▸ **Exercise objective**
Select every line holding the word "乌兹别克斯坦" and copy it.

▸ **Data to use**
— begin —
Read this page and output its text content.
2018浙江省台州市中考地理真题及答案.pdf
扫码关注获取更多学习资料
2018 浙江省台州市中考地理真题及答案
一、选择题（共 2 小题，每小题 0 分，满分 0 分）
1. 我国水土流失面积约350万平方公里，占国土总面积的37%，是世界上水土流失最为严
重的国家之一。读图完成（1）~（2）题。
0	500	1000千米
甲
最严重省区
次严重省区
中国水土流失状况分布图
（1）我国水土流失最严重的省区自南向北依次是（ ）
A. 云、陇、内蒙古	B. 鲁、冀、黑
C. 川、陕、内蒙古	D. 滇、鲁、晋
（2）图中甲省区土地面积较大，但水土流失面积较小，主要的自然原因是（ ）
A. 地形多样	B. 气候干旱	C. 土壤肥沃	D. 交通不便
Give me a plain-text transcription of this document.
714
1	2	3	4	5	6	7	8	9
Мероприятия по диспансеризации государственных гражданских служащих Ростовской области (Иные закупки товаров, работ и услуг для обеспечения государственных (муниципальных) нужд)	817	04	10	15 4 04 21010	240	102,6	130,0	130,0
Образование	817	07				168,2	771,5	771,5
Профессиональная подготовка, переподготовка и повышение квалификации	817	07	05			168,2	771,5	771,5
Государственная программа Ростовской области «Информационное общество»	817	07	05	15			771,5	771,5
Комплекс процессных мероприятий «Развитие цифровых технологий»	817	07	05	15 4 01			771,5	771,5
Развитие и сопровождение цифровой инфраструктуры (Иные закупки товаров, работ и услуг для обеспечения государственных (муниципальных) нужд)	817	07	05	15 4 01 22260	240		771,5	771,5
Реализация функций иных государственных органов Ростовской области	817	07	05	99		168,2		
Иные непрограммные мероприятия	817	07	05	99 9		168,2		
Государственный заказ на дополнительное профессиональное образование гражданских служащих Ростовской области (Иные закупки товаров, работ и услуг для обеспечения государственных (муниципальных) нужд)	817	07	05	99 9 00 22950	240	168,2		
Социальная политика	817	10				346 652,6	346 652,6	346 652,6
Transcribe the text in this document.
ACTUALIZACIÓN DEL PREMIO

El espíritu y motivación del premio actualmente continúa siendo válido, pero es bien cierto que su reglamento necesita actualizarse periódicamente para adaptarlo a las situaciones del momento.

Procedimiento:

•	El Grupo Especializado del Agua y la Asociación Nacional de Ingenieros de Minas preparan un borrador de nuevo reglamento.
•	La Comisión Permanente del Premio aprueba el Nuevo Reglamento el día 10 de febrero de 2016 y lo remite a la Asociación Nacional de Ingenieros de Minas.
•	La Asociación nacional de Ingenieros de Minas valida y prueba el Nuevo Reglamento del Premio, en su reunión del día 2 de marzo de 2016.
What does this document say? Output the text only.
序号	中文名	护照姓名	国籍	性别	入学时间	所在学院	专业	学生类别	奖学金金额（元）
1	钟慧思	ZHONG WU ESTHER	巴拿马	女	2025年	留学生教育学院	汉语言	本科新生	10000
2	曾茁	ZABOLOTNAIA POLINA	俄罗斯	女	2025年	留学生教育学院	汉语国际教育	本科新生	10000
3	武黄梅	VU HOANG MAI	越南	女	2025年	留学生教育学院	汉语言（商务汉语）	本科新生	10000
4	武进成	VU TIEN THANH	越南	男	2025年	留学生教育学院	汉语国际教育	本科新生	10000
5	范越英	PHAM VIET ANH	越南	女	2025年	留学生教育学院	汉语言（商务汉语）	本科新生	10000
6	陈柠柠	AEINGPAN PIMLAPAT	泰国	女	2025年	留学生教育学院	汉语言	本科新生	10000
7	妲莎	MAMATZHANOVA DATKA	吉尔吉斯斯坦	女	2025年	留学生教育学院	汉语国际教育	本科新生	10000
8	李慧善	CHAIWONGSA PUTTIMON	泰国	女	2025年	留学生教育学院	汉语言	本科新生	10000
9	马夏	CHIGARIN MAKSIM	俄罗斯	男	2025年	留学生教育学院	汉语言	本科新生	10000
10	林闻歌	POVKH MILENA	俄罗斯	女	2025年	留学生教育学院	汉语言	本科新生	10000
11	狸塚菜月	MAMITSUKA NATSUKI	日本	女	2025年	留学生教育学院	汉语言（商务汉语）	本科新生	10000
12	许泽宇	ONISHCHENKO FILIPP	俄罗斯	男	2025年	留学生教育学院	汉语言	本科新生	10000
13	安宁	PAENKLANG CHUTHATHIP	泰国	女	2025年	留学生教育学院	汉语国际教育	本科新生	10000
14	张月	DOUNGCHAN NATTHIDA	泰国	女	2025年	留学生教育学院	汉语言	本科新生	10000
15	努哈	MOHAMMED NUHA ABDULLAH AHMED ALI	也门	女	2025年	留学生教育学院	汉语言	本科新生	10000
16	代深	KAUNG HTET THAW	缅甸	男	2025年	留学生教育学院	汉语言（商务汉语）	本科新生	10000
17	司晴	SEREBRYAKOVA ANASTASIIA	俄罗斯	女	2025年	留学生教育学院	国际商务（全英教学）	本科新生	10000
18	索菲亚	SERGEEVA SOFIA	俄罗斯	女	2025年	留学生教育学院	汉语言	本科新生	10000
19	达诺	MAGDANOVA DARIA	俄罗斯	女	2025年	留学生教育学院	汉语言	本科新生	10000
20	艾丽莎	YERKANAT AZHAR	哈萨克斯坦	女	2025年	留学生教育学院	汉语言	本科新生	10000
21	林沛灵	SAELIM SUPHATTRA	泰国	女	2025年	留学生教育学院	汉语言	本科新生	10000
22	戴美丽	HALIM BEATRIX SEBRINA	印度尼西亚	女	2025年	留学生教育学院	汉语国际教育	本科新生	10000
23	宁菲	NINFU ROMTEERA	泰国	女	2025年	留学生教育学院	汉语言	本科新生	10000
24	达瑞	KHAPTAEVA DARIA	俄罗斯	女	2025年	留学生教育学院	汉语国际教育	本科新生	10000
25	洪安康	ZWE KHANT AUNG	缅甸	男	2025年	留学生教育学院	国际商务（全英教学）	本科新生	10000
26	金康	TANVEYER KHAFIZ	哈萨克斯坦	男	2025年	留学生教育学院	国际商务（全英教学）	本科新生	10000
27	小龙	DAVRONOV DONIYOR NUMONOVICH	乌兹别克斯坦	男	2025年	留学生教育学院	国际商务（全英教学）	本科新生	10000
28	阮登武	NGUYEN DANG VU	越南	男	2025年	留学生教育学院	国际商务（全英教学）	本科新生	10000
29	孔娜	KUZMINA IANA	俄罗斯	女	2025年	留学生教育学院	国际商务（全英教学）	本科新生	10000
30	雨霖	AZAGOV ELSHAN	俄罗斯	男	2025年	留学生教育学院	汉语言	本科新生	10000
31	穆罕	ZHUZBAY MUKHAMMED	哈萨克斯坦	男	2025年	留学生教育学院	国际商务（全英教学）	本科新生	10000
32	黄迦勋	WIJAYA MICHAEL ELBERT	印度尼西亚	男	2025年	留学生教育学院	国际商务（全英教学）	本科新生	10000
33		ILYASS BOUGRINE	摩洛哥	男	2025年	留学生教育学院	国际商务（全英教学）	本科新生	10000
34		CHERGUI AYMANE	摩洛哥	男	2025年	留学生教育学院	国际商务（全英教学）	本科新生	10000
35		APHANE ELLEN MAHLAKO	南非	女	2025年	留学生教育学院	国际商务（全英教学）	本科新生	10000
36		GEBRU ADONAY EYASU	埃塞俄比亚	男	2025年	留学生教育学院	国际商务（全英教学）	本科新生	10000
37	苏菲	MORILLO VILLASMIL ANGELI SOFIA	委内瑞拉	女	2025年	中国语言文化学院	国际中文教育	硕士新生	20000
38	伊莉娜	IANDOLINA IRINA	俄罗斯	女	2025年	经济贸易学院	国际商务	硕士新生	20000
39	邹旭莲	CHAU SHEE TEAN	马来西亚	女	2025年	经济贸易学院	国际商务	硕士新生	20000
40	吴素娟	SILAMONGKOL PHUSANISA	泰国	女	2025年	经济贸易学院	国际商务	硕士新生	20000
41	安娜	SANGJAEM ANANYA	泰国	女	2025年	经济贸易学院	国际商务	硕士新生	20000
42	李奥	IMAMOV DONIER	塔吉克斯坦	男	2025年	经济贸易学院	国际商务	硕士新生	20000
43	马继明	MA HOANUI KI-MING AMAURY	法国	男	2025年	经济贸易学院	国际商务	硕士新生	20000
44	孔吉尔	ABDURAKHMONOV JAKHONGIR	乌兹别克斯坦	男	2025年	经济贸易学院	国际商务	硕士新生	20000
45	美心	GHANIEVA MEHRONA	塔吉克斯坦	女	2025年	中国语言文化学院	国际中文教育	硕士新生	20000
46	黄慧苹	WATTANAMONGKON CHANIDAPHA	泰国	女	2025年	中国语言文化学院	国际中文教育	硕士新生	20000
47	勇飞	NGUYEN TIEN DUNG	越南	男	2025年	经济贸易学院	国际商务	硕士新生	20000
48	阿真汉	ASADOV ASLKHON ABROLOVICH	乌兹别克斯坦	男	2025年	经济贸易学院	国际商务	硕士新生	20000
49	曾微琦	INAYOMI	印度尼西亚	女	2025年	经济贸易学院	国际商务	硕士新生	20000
— end —
▸ **Right answer**
27	小龙	DAVRONOV DONIYOR NUMONOVICH	乌兹别克斯坦	男	2025年	留学生教育学院	国际商务（全英教学）	本科新生	10000
44	孔吉尔	ABDURAKHMONOV JAKHONGIR	乌兹别克斯坦	男	2025年	经济贸易学院	国际商务	硕士新生	20000
48	阿真汉	ASADOV ASLKHON ABROLOVICH	乌兹别克斯坦	男	2025年	经济贸易学院	国际商务	硕士新生	20000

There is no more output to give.